▶ _TASK GOAL_
Each entry below is to be given again word for word, with no pictures.

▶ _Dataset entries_
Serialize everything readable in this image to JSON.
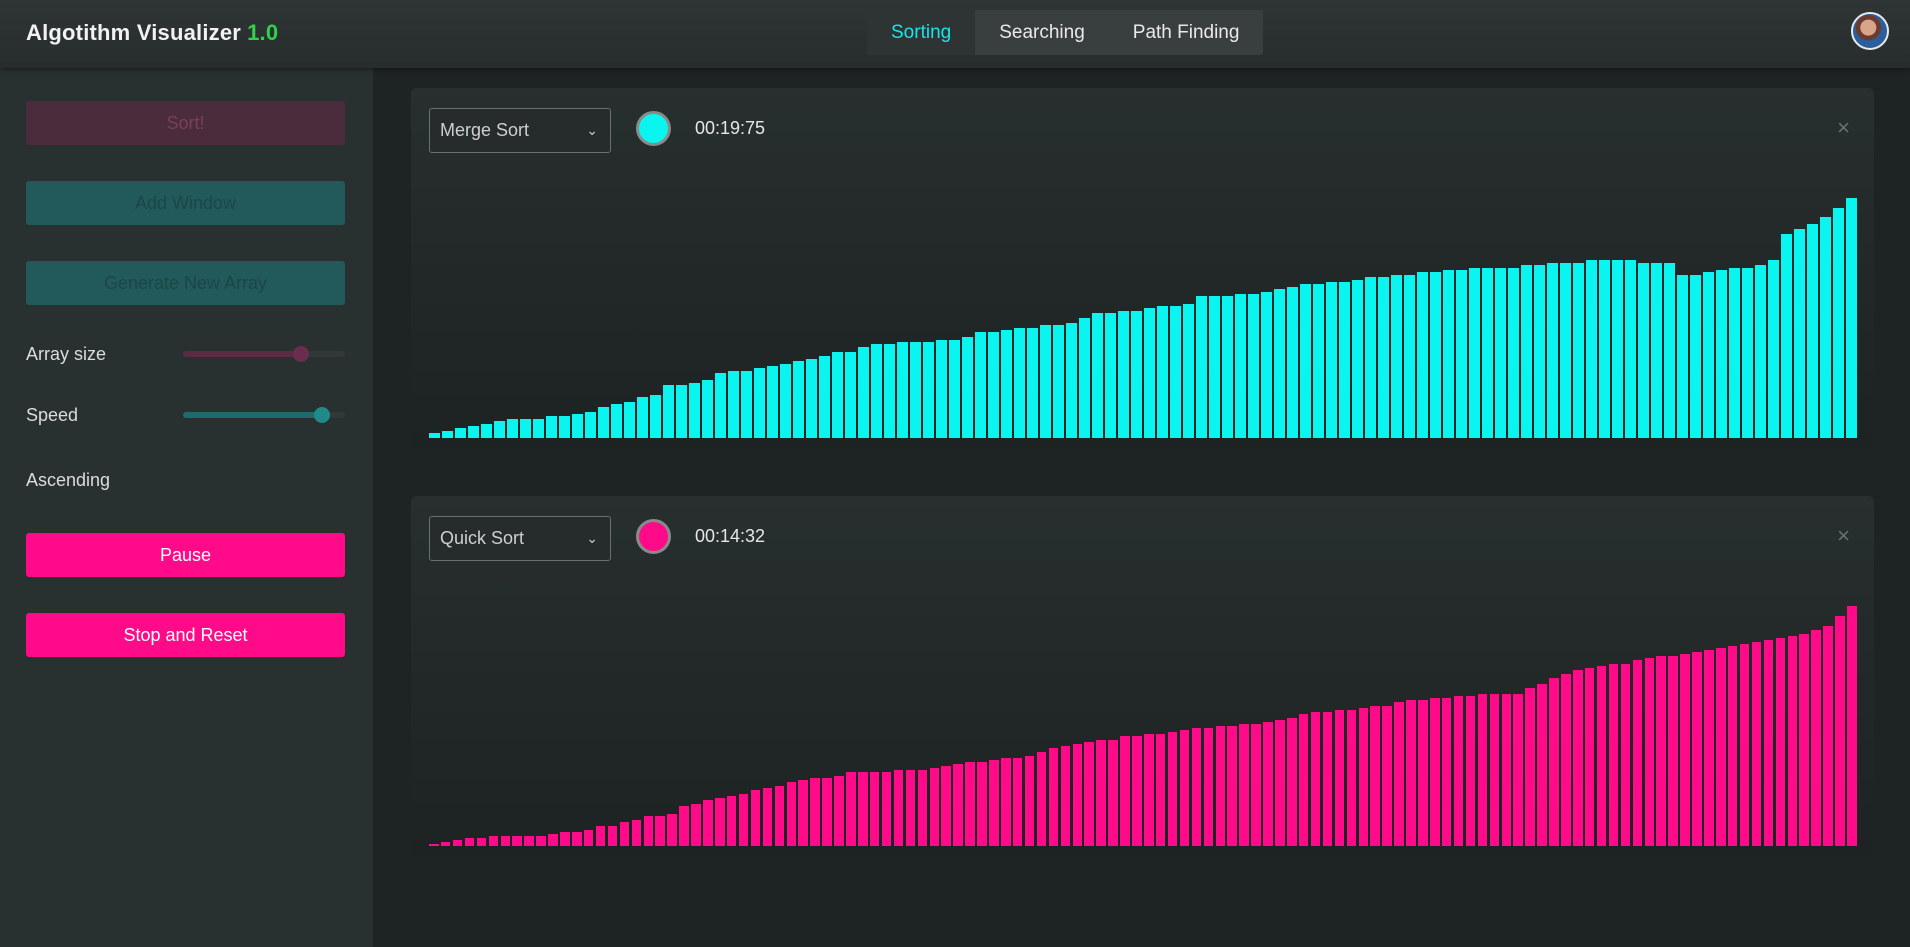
{
  "app": {
    "title": "Algotithm Visualizer",
    "version": "1.0"
  },
  "nav": {
    "tabs": [
      "Sorting",
      "Searching",
      "Path Finding"
    ],
    "active": "Sorting"
  },
  "sidebar": {
    "sort_label": "Sort!",
    "add_window_label": "Add Window",
    "generate_label": "Generate New Array",
    "array_size_label": "Array size",
    "array_size_value": 0.73,
    "speed_label": "Speed",
    "speed_value": 0.86,
    "ascending_label": "Ascending",
    "ascending_on": true,
    "pause_label": "Pause",
    "stop_label": "Stop and Reset"
  },
  "windows": [
    {
      "algorithm": "Merge Sort",
      "timer": "00:19:75",
      "color": "#0af5f0",
      "chart_data": {
        "type": "bar",
        "values": [
          2,
          3,
          4,
          5,
          6,
          7,
          8,
          8,
          8,
          9,
          9,
          10,
          11,
          13,
          14,
          15,
          17,
          18,
          22,
          22,
          23,
          24,
          27,
          28,
          28,
          29,
          30,
          31,
          32,
          33,
          34,
          36,
          36,
          38,
          39,
          39,
          40,
          40,
          40,
          41,
          41,
          42,
          44,
          44,
          45,
          46,
          46,
          47,
          47,
          48,
          50,
          52,
          52,
          53,
          53,
          54,
          55,
          55,
          56,
          59,
          59,
          59,
          60,
          60,
          61,
          62,
          63,
          64,
          64,
          65,
          65,
          66,
          67,
          67,
          68,
          68,
          69,
          69,
          70,
          70,
          71,
          71,
          71,
          71,
          72,
          72,
          73,
          73,
          73,
          74,
          74,
          74,
          74,
          73,
          73,
          73,
          68,
          68,
          69,
          70,
          71,
          71,
          72,
          74,
          85,
          87,
          89,
          92,
          96,
          100
        ]
      }
    },
    {
      "algorithm": "Quick Sort",
      "timer": "00:14:32",
      "color": "#ff0a88",
      "chart_data": {
        "type": "bar",
        "values": [
          1,
          2,
          3,
          4,
          4,
          5,
          5,
          5,
          5,
          5,
          6,
          7,
          7,
          8,
          10,
          10,
          12,
          13,
          15,
          15,
          16,
          20,
          21,
          23,
          24,
          25,
          26,
          28,
          29,
          30,
          32,
          33,
          34,
          34,
          35,
          37,
          37,
          37,
          37,
          38,
          38,
          38,
          39,
          40,
          41,
          42,
          42,
          43,
          44,
          44,
          45,
          47,
          49,
          50,
          51,
          52,
          53,
          53,
          55,
          55,
          56,
          56,
          57,
          58,
          59,
          59,
          60,
          60,
          61,
          61,
          62,
          63,
          64,
          66,
          67,
          67,
          68,
          68,
          69,
          70,
          70,
          72,
          73,
          73,
          74,
          74,
          75,
          75,
          76,
          76,
          76,
          76,
          79,
          81,
          84,
          86,
          88,
          89,
          90,
          91,
          91,
          93,
          94,
          95,
          95,
          96,
          97,
          98,
          99,
          100,
          101,
          102,
          103,
          104,
          105,
          106,
          108,
          110,
          115,
          120
        ]
      }
    }
  ]
}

▶ _WRITTEN REPLY_
Serialize everything readable in this image to JSON.
{
  "app": {
    "title": "Algotithm Visualizer",
    "version": "1.0"
  },
  "nav": {
    "tabs": [
      "Sorting",
      "Searching",
      "Path Finding"
    ],
    "active": "Sorting"
  },
  "sidebar": {
    "sort_label": "Sort!",
    "add_window_label": "Add Window",
    "generate_label": "Generate New Array",
    "array_size_label": "Array size",
    "array_size_value": 0.73,
    "speed_label": "Speed",
    "speed_value": 0.86,
    "ascending_label": "Ascending",
    "ascending_on": true,
    "pause_label": "Pause",
    "stop_label": "Stop and Reset"
  },
  "windows": [
    {
      "algorithm": "Merge Sort",
      "timer": "00:19:75",
      "color": "#0af5f0",
      "chart_data": {
        "type": "bar",
        "values": [
          2,
          3,
          4,
          5,
          6,
          7,
          8,
          8,
          8,
          9,
          9,
          10,
          11,
          13,
          14,
          15,
          17,
          18,
          22,
          22,
          23,
          24,
          27,
          28,
          28,
          29,
          30,
          31,
          32,
          33,
          34,
          36,
          36,
          38,
          39,
          39,
          40,
          40,
          40,
          41,
          41,
          42,
          44,
          44,
          45,
          46,
          46,
          47,
          47,
          48,
          50,
          52,
          52,
          53,
          53,
          54,
          55,
          55,
          56,
          59,
          59,
          59,
          60,
          60,
          61,
          62,
          63,
          64,
          64,
          65,
          65,
          66,
          67,
          67,
          68,
          68,
          69,
          69,
          70,
          70,
          71,
          71,
          71,
          71,
          72,
          72,
          73,
          73,
          73,
          74,
          74,
          74,
          74,
          73,
          73,
          73,
          68,
          68,
          69,
          70,
          71,
          71,
          72,
          74,
          85,
          87,
          89,
          92,
          96,
          100
        ]
      }
    },
    {
      "algorithm": "Quick Sort",
      "timer": "00:14:32",
      "color": "#ff0a88",
      "chart_data": {
        "type": "bar",
        "values": [
          1,
          2,
          3,
          4,
          4,
          5,
          5,
          5,
          5,
          5,
          6,
          7,
          7,
          8,
          10,
          10,
          12,
          13,
          15,
          15,
          16,
          20,
          21,
          23,
          24,
          25,
          26,
          28,
          29,
          30,
          32,
          33,
          34,
          34,
          35,
          37,
          37,
          37,
          37,
          38,
          38,
          38,
          39,
          40,
          41,
          42,
          42,
          43,
          44,
          44,
          45,
          47,
          49,
          50,
          51,
          52,
          53,
          53,
          55,
          55,
          56,
          56,
          57,
          58,
          59,
          59,
          60,
          60,
          61,
          61,
          62,
          63,
          64,
          66,
          67,
          67,
          68,
          68,
          69,
          70,
          70,
          72,
          73,
          73,
          74,
          74,
          75,
          75,
          76,
          76,
          76,
          76,
          79,
          81,
          84,
          86,
          88,
          89,
          90,
          91,
          91,
          93,
          94,
          95,
          95,
          96,
          97,
          98,
          99,
          100,
          101,
          102,
          103,
          104,
          105,
          106,
          108,
          110,
          115,
          120
        ]
      }
    }
  ]
}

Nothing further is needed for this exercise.